Task prompt - Write every entry out again exactly, please, and skip the pictures.
───── Listed entries ─────
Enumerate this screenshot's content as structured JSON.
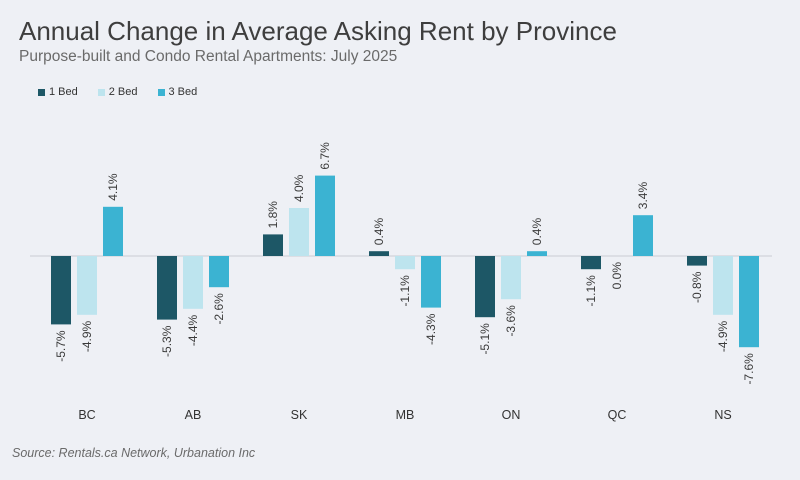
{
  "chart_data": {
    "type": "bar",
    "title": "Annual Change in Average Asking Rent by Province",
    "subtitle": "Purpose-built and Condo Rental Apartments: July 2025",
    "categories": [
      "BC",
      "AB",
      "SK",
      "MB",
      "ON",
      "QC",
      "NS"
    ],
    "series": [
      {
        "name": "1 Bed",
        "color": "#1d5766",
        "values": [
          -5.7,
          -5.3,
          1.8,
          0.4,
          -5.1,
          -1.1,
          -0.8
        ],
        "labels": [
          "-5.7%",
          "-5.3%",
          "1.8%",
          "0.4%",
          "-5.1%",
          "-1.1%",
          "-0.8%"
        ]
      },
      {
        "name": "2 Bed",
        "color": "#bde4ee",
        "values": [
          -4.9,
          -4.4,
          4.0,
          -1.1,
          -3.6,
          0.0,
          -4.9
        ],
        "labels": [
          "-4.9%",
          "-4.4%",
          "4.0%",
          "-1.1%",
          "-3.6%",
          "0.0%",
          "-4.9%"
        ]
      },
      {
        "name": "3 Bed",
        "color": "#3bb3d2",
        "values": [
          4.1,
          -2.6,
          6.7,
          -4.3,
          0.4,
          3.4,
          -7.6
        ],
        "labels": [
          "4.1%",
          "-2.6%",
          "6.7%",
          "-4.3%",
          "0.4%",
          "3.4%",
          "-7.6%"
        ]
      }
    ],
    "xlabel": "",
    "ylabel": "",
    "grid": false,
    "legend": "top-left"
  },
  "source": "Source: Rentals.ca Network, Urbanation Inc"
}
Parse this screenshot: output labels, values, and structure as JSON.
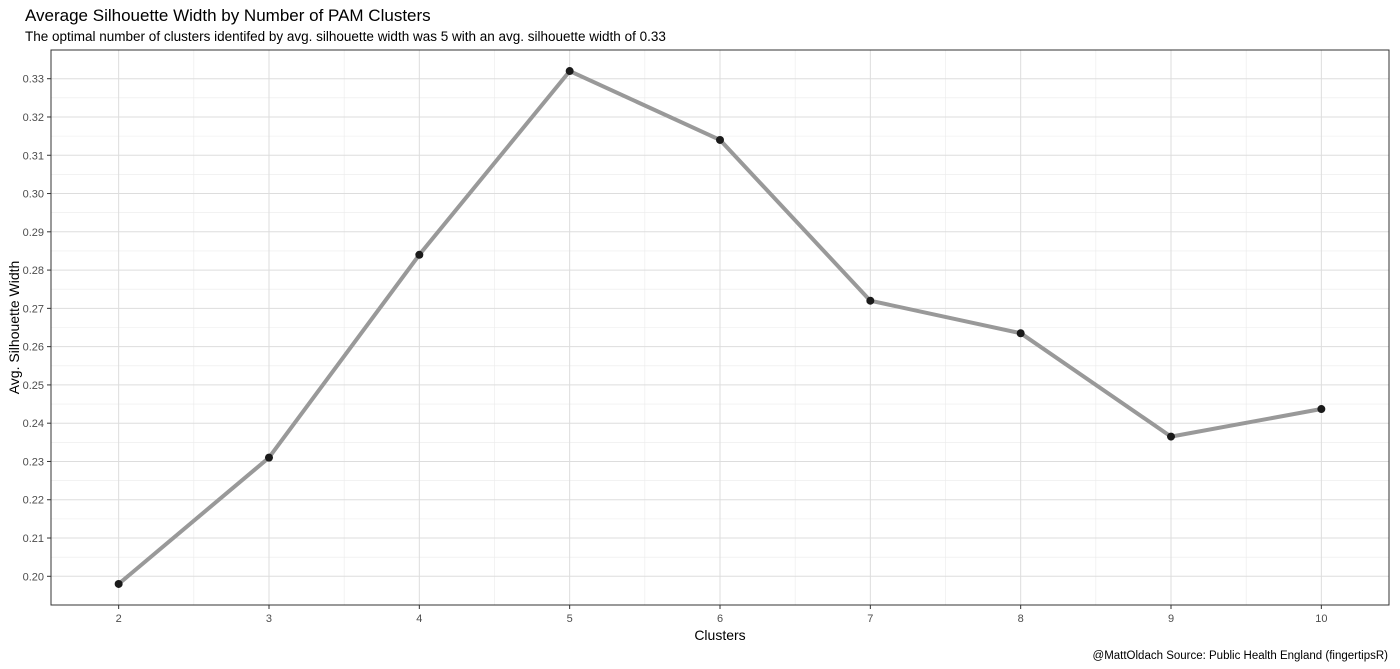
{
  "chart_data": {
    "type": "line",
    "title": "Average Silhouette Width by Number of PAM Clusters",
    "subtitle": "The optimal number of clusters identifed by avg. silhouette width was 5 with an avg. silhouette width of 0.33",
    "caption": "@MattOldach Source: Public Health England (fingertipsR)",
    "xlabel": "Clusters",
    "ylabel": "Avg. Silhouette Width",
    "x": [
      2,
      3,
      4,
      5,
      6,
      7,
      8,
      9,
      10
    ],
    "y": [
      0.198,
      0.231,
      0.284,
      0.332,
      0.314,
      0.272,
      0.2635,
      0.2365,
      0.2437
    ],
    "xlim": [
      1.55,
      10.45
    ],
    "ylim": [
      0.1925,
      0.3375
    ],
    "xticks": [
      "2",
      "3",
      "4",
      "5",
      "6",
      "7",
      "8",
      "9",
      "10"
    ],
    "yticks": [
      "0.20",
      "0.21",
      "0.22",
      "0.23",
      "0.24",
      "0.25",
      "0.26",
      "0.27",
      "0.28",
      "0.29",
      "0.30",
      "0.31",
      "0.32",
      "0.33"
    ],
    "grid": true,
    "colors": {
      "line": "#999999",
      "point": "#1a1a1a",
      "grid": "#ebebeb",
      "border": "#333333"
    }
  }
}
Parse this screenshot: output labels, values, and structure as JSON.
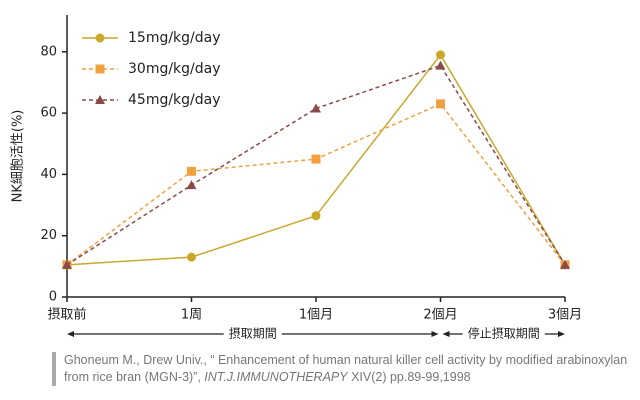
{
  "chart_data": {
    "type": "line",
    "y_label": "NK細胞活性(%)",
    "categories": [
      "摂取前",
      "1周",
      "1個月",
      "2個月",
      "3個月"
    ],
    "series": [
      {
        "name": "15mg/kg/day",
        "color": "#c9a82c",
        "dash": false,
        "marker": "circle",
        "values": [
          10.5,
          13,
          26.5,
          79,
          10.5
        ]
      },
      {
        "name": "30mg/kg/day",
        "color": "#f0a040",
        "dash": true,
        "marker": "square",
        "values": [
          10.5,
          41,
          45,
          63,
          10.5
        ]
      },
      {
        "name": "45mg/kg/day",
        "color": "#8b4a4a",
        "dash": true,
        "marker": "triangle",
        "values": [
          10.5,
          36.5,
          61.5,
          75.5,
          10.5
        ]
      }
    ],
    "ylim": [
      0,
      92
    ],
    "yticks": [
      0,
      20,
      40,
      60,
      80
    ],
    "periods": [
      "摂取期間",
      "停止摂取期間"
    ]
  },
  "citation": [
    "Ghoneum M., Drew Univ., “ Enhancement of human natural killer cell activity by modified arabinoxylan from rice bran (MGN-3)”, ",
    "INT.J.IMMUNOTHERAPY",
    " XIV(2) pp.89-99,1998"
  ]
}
─────
Complete output -
Enumerate this screenshot's content as structured JSON.
{
  "chart_data": {
    "type": "bar",
    "title": "Annual Change in Average Asking Rent by Province",
    "subtitle": "Purpose-built and Condo Rental Apartments: July 2025",
    "categories": [
      "BC",
      "AB",
      "SK",
      "MB",
      "ON",
      "QC",
      "NS"
    ],
    "series": [
      {
        "name": "1 Bed",
        "color": "#1d5766",
        "values": [
          -5.7,
          -5.3,
          1.8,
          0.4,
          -5.1,
          -1.1,
          -0.8
        ],
        "labels": [
          "-5.7%",
          "-5.3%",
          "1.8%",
          "0.4%",
          "-5.1%",
          "-1.1%",
          "-0.8%"
        ]
      },
      {
        "name": "2 Bed",
        "color": "#bde4ee",
        "values": [
          -4.9,
          -4.4,
          4.0,
          -1.1,
          -3.6,
          0.0,
          -4.9
        ],
        "labels": [
          "-4.9%",
          "-4.4%",
          "4.0%",
          "-1.1%",
          "-3.6%",
          "0.0%",
          "-4.9%"
        ]
      },
      {
        "name": "3 Bed",
        "color": "#3bb3d2",
        "values": [
          4.1,
          -2.6,
          6.7,
          -4.3,
          0.4,
          3.4,
          -7.6
        ],
        "labels": [
          "4.1%",
          "-2.6%",
          "6.7%",
          "-4.3%",
          "0.4%",
          "3.4%",
          "-7.6%"
        ]
      }
    ],
    "xlabel": "",
    "ylabel": "",
    "grid": false,
    "legend": "top-left"
  },
  "source": "Source: Rentals.ca Network, Urbanation Inc"
}
Parse this screenshot: output labels, values, and structure as JSON.
{
  "chart_data": {
    "type": "line",
    "title": "Average Silhouette Width by Number of PAM Clusters",
    "subtitle": "The optimal number of clusters identifed by avg. silhouette width was 5 with an avg. silhouette width of 0.33",
    "caption": "@MattOldach Source: Public Health England (fingertipsR)",
    "xlabel": "Clusters",
    "ylabel": "Avg. Silhouette Width",
    "x": [
      2,
      3,
      4,
      5,
      6,
      7,
      8,
      9,
      10
    ],
    "y": [
      0.198,
      0.231,
      0.284,
      0.332,
      0.314,
      0.272,
      0.2635,
      0.2365,
      0.2437
    ],
    "xlim": [
      1.55,
      10.45
    ],
    "ylim": [
      0.1925,
      0.3375
    ],
    "xticks": [
      "2",
      "3",
      "4",
      "5",
      "6",
      "7",
      "8",
      "9",
      "10"
    ],
    "yticks": [
      "0.20",
      "0.21",
      "0.22",
      "0.23",
      "0.24",
      "0.25",
      "0.26",
      "0.27",
      "0.28",
      "0.29",
      "0.30",
      "0.31",
      "0.32",
      "0.33"
    ],
    "grid": true,
    "colors": {
      "line": "#999999",
      "point": "#1a1a1a",
      "grid": "#ebebeb",
      "border": "#333333"
    }
  }
}
Parse this screenshot: output labels, values, and structure as JSON.
{
  "chart_data": {
    "type": "line",
    "y_label": "NK細胞活性(%)",
    "categories": [
      "摂取前",
      "1周",
      "1個月",
      "2個月",
      "3個月"
    ],
    "series": [
      {
        "name": "15mg/kg/day",
        "color": "#c9a82c",
        "dash": false,
        "marker": "circle",
        "values": [
          10.5,
          13,
          26.5,
          79,
          10.5
        ]
      },
      {
        "name": "30mg/kg/day",
        "color": "#f0a040",
        "dash": true,
        "marker": "square",
        "values": [
          10.5,
          41,
          45,
          63,
          10.5
        ]
      },
      {
        "name": "45mg/kg/day",
        "color": "#8b4a4a",
        "dash": true,
        "marker": "triangle",
        "values": [
          10.5,
          36.5,
          61.5,
          75.5,
          10.5
        ]
      }
    ],
    "ylim": [
      0,
      92
    ],
    "yticks": [
      0,
      20,
      40,
      60,
      80
    ],
    "periods": [
      "摂取期間",
      "停止摂取期間"
    ]
  },
  "citation": [
    "Ghoneum M., Drew Univ., “ Enhancement of human natural killer cell activity by modified arabinoxylan from rice bran (MGN-3)”, ",
    "INT.J.IMMUNOTHERAPY",
    " XIV(2) pp.89-99,1998"
  ]
}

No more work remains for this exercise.